(Extracted records)
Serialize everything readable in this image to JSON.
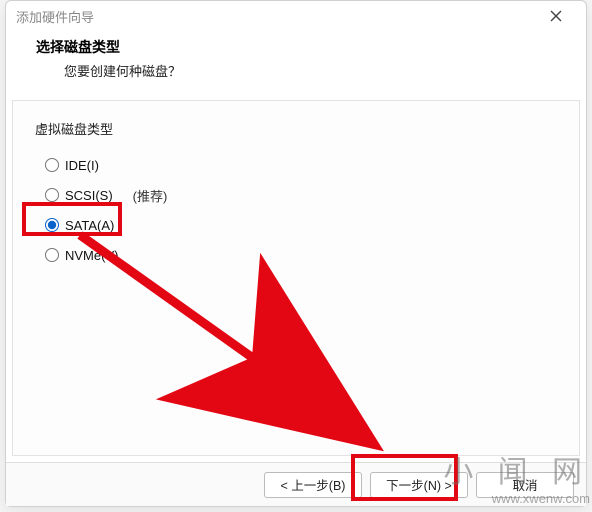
{
  "title": "添加硬件向导",
  "header": {
    "title": "选择磁盘类型",
    "subtitle": "您要创建何种磁盘？"
  },
  "section_title": "虚拟磁盘类型",
  "options": {
    "ide": {
      "label": "IDE(I)",
      "checked": false
    },
    "scsi": {
      "label": "SCSI(S)",
      "checked": false,
      "recommend": "(推荐)"
    },
    "sata": {
      "label": "SATA(A)",
      "checked": true
    },
    "nvme": {
      "label": "NVMe(V)",
      "checked": false
    }
  },
  "buttons": {
    "back": "< 上一步(B)",
    "next": "下一步(N) >",
    "cancel": "取消"
  },
  "watermark": {
    "line1": "小 闻 网",
    "line2": "www.xwenw.com"
  },
  "icons": {
    "close": "close-icon"
  }
}
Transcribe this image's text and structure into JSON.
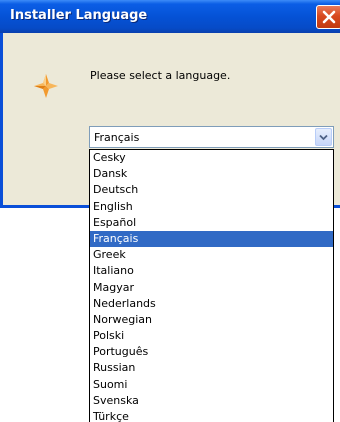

=== The request ===
Keep the pictures out of the copy and return the rest of the data above exactly.

=== Written answer ===
Serialize everything readable in this image to JSON.
{
  "title": "添加硬件向导",
  "header": {
    "title": "选择磁盘类型",
    "subtitle": "您要创建何种磁盘？"
  },
  "section_title": "虚拟磁盘类型",
  "options": {
    "ide": {
      "label": "IDE(I)",
      "checked": false
    },
    "scsi": {
      "label": "SCSI(S)",
      "checked": false,
      "recommend": "(推荐)"
    },
    "sata": {
      "label": "SATA(A)",
      "checked": true
    },
    "nvme": {
      "label": "NVMe(V)",
      "checked": false
    }
  },
  "buttons": {
    "back": "< 上一步(B)",
    "next": "下一步(N) >",
    "cancel": "取消"
  },
  "watermark": {
    "line1": "小 闻 网",
    "line2": "www.xwenw.com"
  },
  "icons": {
    "close": "close-icon"
  }
}
Transcribe this image's text and structure into JSON.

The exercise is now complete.